## Begin

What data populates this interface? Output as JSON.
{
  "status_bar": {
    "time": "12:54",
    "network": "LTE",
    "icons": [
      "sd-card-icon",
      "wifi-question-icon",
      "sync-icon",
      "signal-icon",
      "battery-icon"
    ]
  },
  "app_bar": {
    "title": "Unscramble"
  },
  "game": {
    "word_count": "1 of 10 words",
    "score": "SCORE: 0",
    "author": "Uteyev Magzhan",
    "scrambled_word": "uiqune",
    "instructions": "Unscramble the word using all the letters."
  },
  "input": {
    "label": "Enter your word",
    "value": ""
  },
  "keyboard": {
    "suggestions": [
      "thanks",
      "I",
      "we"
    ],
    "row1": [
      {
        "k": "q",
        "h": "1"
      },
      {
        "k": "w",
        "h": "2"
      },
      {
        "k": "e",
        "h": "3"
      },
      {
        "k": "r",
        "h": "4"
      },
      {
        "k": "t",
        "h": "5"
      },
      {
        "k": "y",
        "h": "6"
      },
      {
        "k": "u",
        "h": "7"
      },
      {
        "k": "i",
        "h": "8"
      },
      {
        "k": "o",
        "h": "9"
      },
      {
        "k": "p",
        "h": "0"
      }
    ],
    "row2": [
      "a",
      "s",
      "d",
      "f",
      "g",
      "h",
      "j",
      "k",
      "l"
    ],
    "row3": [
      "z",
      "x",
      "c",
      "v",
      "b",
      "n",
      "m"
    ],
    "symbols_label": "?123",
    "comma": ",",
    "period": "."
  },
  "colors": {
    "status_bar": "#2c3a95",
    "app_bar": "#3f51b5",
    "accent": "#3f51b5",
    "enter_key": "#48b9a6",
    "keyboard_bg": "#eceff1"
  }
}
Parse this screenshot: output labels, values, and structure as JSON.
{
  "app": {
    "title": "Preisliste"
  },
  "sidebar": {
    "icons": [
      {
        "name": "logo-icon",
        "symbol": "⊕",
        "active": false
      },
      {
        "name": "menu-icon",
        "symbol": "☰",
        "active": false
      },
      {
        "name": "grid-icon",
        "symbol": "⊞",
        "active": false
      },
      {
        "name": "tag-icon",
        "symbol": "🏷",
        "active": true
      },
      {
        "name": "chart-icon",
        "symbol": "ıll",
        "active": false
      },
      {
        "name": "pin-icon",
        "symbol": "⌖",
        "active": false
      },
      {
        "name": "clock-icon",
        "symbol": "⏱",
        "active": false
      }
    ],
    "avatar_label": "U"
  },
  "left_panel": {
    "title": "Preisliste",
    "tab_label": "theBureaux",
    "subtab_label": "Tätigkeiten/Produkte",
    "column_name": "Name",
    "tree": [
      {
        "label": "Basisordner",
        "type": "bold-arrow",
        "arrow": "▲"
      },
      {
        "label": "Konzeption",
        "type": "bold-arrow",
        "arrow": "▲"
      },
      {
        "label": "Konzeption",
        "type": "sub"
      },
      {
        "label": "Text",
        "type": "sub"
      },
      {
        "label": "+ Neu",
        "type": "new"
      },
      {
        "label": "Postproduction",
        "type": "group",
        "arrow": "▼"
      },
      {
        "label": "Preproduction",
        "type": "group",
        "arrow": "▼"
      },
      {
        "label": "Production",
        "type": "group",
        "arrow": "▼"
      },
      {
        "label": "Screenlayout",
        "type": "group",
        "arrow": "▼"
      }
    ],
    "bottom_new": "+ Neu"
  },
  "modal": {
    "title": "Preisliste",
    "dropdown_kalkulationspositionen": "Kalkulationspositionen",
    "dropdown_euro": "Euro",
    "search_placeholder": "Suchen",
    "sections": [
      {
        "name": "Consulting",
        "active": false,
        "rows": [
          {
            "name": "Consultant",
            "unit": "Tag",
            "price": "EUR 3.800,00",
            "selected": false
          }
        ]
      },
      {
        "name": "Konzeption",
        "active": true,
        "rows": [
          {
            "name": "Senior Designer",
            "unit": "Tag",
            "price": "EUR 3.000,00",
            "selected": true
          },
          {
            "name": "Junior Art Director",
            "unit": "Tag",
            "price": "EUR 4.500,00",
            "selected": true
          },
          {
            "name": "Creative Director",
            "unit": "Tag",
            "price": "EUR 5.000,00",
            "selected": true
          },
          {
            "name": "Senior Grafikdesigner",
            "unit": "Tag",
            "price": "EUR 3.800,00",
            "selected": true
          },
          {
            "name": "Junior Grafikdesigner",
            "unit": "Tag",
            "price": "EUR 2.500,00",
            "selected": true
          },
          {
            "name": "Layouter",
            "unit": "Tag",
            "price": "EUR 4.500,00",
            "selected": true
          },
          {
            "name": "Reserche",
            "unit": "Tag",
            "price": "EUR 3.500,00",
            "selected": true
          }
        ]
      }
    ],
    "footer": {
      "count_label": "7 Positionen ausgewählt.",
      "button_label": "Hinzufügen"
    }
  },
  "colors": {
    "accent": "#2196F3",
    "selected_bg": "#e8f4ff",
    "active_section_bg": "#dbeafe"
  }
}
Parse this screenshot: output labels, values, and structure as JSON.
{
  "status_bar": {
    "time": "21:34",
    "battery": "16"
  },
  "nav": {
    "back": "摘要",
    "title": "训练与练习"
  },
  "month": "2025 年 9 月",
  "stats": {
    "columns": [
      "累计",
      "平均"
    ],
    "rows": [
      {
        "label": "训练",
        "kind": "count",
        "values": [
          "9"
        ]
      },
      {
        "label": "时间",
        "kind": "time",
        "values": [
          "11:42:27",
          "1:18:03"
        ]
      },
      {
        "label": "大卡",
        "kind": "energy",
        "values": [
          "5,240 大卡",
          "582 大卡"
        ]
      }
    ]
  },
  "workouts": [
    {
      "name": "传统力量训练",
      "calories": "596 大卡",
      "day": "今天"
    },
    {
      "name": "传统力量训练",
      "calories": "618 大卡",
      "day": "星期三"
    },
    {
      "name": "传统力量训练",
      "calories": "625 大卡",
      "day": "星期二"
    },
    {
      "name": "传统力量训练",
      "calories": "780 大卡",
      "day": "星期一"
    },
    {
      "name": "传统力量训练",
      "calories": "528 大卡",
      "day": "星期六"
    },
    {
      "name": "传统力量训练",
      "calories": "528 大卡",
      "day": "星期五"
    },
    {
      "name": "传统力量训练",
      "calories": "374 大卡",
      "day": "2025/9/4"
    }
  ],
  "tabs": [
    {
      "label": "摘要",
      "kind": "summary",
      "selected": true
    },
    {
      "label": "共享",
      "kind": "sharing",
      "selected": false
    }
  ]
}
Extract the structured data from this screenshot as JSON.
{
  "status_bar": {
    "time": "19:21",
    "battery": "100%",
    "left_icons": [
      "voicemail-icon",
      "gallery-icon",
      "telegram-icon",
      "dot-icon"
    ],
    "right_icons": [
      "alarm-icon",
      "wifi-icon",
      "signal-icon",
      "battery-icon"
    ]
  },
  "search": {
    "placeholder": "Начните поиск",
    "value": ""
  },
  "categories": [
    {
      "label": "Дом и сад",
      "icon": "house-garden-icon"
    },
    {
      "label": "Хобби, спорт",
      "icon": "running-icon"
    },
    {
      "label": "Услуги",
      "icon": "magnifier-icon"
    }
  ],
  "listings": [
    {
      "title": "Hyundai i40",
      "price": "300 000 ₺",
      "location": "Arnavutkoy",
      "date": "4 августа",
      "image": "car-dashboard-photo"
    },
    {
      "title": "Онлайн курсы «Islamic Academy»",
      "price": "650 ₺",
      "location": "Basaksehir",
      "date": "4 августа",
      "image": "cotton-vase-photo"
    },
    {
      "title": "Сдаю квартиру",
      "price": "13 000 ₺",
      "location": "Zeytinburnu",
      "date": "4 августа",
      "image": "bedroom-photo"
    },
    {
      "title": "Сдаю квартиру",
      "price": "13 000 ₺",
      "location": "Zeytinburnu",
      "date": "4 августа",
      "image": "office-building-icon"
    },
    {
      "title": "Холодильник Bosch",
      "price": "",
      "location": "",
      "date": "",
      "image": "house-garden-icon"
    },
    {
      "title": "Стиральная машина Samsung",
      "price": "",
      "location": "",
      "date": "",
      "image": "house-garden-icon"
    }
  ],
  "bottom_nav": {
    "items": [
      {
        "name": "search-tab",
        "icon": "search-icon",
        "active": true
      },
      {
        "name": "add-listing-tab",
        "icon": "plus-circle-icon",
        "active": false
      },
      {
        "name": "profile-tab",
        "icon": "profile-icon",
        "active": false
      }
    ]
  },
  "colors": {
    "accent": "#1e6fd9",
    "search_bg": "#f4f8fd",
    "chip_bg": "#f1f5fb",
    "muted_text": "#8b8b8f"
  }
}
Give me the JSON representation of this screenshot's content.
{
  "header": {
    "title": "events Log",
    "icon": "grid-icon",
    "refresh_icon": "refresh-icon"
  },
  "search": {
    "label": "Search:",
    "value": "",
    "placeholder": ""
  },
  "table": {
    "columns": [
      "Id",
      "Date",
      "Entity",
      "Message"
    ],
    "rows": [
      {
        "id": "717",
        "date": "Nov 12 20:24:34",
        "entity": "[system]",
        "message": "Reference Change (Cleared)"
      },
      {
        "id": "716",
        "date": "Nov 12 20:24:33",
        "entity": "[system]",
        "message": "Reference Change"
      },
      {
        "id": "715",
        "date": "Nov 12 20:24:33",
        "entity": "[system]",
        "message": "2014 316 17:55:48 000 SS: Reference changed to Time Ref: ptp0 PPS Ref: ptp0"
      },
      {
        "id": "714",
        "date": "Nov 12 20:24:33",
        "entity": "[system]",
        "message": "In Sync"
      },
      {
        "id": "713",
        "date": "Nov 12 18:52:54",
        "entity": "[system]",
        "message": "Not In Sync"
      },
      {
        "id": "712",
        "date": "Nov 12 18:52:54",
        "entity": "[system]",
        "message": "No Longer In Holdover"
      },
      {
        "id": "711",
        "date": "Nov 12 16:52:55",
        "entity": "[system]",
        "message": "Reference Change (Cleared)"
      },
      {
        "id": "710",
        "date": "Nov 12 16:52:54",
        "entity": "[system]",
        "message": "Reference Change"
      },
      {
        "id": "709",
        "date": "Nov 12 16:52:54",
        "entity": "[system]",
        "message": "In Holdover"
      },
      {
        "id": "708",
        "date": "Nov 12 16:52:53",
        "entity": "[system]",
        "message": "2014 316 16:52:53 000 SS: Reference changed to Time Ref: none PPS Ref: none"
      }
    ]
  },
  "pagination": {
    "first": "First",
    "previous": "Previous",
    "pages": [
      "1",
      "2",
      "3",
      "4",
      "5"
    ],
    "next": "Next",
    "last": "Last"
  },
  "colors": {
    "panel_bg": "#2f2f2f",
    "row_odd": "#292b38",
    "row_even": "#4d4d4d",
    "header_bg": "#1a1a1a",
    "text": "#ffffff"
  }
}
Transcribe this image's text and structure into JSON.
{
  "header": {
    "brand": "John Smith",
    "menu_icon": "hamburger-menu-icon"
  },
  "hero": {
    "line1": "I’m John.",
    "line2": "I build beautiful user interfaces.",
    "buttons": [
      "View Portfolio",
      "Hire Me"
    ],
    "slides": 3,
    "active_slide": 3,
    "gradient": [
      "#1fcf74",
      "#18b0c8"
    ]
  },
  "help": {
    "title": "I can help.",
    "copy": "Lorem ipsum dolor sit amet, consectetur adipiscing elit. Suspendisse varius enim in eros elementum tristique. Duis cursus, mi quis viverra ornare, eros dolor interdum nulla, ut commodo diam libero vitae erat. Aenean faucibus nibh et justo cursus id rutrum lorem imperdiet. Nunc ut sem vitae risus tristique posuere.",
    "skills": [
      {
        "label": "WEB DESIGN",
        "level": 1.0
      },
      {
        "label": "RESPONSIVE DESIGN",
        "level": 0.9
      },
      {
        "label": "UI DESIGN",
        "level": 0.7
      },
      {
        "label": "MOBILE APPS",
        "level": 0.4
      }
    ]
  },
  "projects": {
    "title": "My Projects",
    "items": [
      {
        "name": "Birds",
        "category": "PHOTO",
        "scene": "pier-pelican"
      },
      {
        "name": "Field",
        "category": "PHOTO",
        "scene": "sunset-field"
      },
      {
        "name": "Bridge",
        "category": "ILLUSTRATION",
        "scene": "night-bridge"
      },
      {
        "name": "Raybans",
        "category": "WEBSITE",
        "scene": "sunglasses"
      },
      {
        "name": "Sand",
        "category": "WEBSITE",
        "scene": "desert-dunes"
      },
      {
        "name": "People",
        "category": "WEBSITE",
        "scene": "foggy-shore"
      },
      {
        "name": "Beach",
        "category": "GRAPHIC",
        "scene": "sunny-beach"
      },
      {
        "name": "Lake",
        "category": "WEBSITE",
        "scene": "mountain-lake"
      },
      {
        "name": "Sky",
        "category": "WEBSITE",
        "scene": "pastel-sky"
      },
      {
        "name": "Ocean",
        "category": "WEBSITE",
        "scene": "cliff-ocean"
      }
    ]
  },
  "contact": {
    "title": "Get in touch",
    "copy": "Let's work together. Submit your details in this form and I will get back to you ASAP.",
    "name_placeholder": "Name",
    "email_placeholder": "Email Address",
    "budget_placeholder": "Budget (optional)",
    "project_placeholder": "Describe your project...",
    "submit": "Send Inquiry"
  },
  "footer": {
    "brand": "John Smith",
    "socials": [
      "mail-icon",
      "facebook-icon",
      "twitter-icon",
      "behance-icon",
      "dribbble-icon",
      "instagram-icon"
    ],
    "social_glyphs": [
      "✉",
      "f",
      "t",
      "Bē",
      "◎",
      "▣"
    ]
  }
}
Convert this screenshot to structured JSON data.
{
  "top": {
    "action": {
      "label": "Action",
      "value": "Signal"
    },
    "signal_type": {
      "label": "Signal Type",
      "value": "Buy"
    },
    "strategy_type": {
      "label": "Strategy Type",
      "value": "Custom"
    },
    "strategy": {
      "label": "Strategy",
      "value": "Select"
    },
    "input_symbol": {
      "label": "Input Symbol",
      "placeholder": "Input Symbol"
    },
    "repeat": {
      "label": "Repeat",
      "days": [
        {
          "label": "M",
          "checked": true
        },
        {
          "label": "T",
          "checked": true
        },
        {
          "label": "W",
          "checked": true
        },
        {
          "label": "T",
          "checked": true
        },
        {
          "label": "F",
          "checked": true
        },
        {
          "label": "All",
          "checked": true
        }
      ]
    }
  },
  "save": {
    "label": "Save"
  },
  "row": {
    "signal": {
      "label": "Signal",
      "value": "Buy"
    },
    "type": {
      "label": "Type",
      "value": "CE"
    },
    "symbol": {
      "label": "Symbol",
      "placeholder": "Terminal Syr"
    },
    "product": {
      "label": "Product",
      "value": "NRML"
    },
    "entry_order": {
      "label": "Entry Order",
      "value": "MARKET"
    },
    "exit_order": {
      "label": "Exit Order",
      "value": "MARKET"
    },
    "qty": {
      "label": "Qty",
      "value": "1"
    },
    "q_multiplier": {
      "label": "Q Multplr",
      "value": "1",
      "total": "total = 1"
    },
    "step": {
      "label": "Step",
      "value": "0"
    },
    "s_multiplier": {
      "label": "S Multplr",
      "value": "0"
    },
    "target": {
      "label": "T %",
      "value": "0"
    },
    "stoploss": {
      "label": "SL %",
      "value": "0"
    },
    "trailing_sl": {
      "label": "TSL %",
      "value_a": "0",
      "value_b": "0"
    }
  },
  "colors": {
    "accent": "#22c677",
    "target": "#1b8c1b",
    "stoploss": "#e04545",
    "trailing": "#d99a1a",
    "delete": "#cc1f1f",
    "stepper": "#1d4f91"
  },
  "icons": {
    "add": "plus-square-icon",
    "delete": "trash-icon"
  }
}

## End

Exercise directions:
Repeat word for word each line from the one with "Convert this screenshot" to the end of the records above, inclusive.

Result of the exercise:
Convert this screenshot to structured JSON data.
{
  "top": {
    "action": {
      "label": "Action",
      "value": "Signal"
    },
    "signal_type": {
      "label": "Signal Type",
      "value": "Buy"
    },
    "strategy_type": {
      "label": "Strategy Type",
      "value": "Custom"
    },
    "strategy": {
      "label": "Strategy",
      "value": "Select"
    },
    "input_symbol": {
      "label": "Input Symbol",
      "placeholder": "Input Symbol"
    },
    "repeat": {
      "label": "Repeat",
      "days": [
        {
          "label": "M",
          "checked": true
        },
        {
          "label": "T",
          "checked": true
        },
        {
          "label": "W",
          "checked": true
        },
        {
          "label": "T",
          "checked": true
        },
        {
          "label": "F",
          "checked": true
        },
        {
          "label": "All",
          "checked": true
        }
      ]
    }
  },
  "save": {
    "label": "Save"
  },
  "row": {
    "signal": {
      "label": "Signal",
      "value": "Buy"
    },
    "type": {
      "label": "Type",
      "value": "CE"
    },
    "symbol": {
      "label": "Symbol",
      "placeholder": "Terminal Syr"
    },
    "product": {
      "label": "Product",
      "value": "NRML"
    },
    "entry_order": {
      "label": "Entry Order",
      "value": "MARKET"
    },
    "exit_order": {
      "label": "Exit Order",
      "value": "MARKET"
    },
    "qty": {
      "label": "Qty",
      "value": "1"
    },
    "q_multiplier": {
      "label": "Q Multplr",
      "value": "1",
      "total": "total = 1"
    },
    "step": {
      "label": "Step",
      "value": "0"
    },
    "s_multiplier": {
      "label": "S Multplr",
      "value": "0"
    },
    "target": {
      "label": "T %",
      "value": "0"
    },
    "stoploss": {
      "label": "SL %",
      "value": "0"
    },
    "trailing_sl": {
      "label": "TSL %",
      "value_a": "0",
      "value_b": "0"
    }
  },
  "colors": {
    "accent": "#22c677",
    "target": "#1b8c1b",
    "stoploss": "#e04545",
    "trailing": "#d99a1a",
    "delete": "#cc1f1f",
    "stepper": "#1d4f91"
  },
  "icons": {
    "add": "plus-square-icon",
    "delete": "trash-icon"
  }
}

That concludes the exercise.